━━━━━ Data extract
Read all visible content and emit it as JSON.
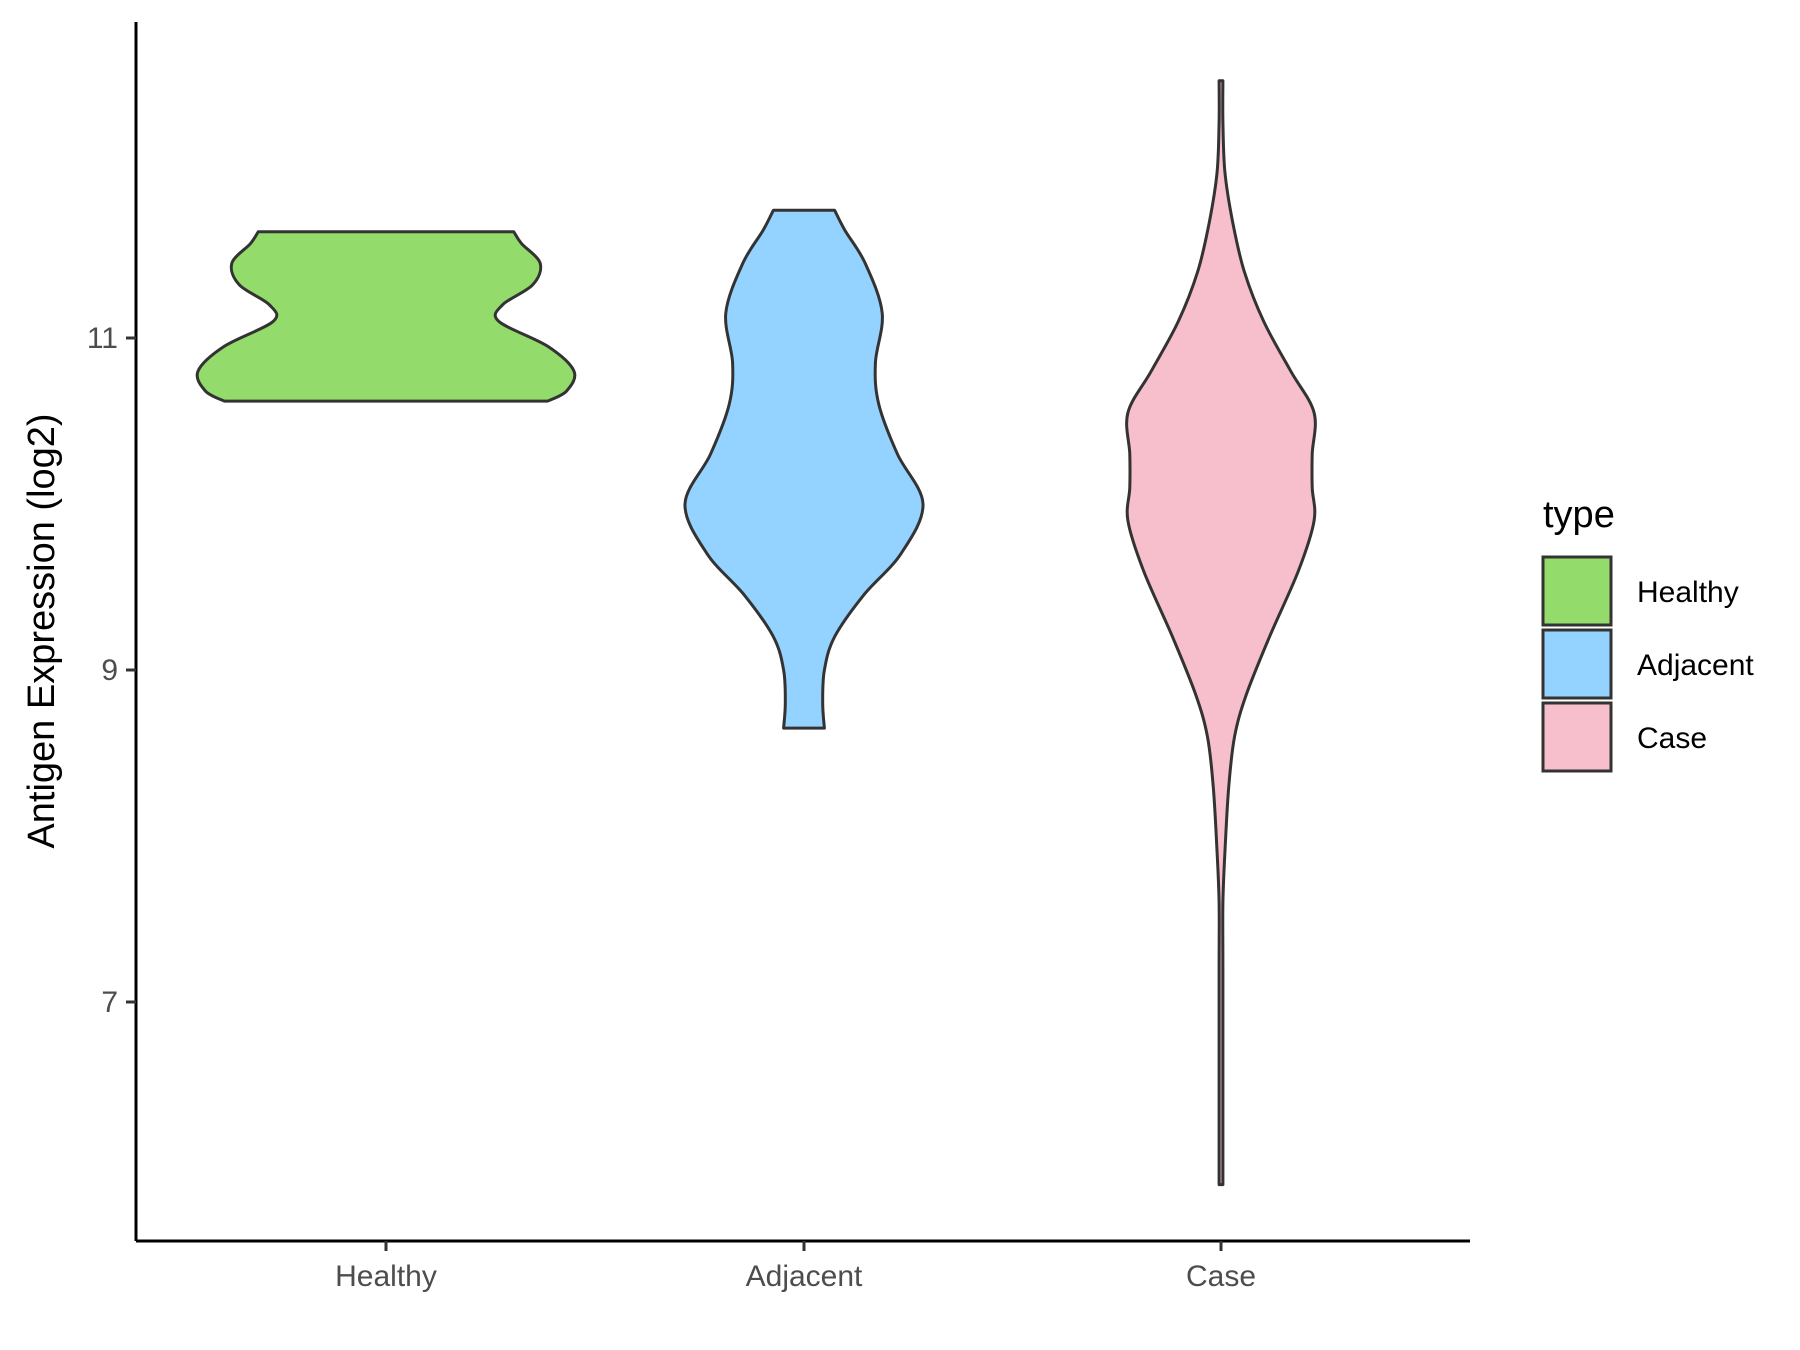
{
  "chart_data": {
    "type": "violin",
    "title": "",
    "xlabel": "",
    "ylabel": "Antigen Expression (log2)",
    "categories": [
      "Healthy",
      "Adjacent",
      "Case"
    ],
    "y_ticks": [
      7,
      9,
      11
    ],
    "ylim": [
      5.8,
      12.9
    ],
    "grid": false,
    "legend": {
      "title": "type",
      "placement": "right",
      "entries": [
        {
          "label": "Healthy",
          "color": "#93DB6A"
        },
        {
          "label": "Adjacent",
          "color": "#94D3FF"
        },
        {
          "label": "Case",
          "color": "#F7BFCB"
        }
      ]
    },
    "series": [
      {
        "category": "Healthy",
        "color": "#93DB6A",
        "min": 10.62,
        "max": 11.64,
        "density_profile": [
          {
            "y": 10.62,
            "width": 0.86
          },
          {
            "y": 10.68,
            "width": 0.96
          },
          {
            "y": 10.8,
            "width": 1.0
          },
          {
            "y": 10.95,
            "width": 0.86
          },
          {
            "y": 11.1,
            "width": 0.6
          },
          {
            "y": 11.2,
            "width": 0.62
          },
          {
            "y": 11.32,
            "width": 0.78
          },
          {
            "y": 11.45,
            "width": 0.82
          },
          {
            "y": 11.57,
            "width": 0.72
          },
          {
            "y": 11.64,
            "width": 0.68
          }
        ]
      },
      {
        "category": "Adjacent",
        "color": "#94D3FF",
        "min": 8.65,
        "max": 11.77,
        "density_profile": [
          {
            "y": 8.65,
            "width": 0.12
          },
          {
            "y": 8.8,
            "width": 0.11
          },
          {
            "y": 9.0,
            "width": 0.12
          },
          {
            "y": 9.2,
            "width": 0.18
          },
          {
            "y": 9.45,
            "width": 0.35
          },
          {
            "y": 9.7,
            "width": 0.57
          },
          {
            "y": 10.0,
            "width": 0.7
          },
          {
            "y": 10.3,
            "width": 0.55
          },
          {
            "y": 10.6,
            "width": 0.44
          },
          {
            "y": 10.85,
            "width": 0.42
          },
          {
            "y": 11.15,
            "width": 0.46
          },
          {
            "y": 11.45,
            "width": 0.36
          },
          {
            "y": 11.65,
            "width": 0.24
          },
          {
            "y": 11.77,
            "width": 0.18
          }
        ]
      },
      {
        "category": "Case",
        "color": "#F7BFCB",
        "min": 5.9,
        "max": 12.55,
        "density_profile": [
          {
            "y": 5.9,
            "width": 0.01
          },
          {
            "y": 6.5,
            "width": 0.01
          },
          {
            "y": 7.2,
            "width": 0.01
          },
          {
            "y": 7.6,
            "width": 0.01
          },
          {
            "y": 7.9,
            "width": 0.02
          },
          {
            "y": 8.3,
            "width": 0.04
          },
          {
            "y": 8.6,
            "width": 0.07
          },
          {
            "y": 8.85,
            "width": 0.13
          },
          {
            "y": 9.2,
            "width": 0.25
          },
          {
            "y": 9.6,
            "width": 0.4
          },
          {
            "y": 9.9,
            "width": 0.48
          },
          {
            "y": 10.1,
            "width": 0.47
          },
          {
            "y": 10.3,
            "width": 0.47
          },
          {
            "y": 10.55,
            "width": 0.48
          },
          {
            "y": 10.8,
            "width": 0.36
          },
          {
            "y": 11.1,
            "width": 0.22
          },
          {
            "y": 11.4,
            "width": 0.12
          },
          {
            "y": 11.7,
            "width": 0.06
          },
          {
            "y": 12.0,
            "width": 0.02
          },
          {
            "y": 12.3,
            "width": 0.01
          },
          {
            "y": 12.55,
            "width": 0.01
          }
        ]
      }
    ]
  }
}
━━━━━━━━━━
* _Task requirements_: Which lines hold the string "category"? Copy all of them from the data above.

* _Correct response_:
        "category": "Healthy",
        "category": "Adjacent",
        "category": "Case",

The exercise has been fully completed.